*Listed entries*:
◇ ◇ ◇ ◇ ◇ ◇ ◇
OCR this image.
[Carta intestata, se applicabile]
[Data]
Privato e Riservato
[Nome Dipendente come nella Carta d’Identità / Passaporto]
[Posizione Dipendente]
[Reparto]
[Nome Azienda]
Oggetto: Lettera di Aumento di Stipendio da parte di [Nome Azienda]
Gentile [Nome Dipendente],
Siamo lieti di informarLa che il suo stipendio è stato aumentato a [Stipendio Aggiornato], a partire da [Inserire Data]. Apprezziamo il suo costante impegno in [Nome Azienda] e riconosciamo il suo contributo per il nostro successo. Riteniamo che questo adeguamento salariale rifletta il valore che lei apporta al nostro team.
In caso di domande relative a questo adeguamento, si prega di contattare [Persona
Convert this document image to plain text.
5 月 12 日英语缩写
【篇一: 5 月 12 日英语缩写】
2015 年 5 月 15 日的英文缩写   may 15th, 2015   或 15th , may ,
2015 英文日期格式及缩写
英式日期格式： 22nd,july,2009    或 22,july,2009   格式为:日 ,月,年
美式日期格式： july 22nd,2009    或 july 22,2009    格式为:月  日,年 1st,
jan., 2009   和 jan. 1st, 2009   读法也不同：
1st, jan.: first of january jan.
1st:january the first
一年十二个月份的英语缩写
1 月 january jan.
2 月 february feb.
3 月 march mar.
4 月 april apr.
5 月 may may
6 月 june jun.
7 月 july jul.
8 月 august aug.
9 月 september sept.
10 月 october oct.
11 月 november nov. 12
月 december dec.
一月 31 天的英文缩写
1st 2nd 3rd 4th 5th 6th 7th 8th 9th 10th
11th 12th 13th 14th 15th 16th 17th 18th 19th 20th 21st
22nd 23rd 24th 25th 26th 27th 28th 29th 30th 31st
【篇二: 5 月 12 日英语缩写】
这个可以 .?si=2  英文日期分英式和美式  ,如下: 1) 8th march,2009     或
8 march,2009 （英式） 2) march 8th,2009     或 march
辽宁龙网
◇ ◇ ◇ ◇ ◇ ◇ ◇
*Short task*:
Write out exactly the lines of the entries above that run from the line containing "Convert this document image to plain text." through the last line, including both.

*Answer to this exercise*:
Convert this document image to plain text.
5 月 12 日英语缩写
【篇一: 5 月 12 日英语缩写】
2015 年 5 月 15 日的英文缩写   may 15th, 2015   或 15th , may ,
2015 英文日期格式及缩写
英式日期格式： 22nd,july,2009    或 22,july,2009   格式为:日 ,月,年
美式日期格式： july 22nd,2009    或 july 22,2009    格式为:月  日,年 1st,
jan., 2009   和 jan. 1st, 2009   读法也不同：
1st, jan.: first of january jan.
1st:january the first
一年十二个月份的英语缩写
1 月 january jan.
2 月 february feb.
3 月 march mar.
4 月 april apr.
5 月 may may
6 月 june jun.
7 月 july jul.
8 月 august aug.
9 月 september sept.
10 月 october oct.
11 月 november nov. 12
月 december dec.
一月 31 天的英文缩写
1st 2nd 3rd 4th 5th 6th 7th 8th 9th 10th
11th 12th 13th 14th 15th 16th 17th 18th 19th 20th 21st
22nd 23rd 24th 25th 26th 27th 28th 29th 30th 31st
【篇二: 5 月 12 日英语缩写】
这个可以 .?si=2  英文日期分英式和美式  ,如下: 1) 8th march,2009     或
8 march,2009 （英式） 2) march 8th,2009     或 march
辽宁龙网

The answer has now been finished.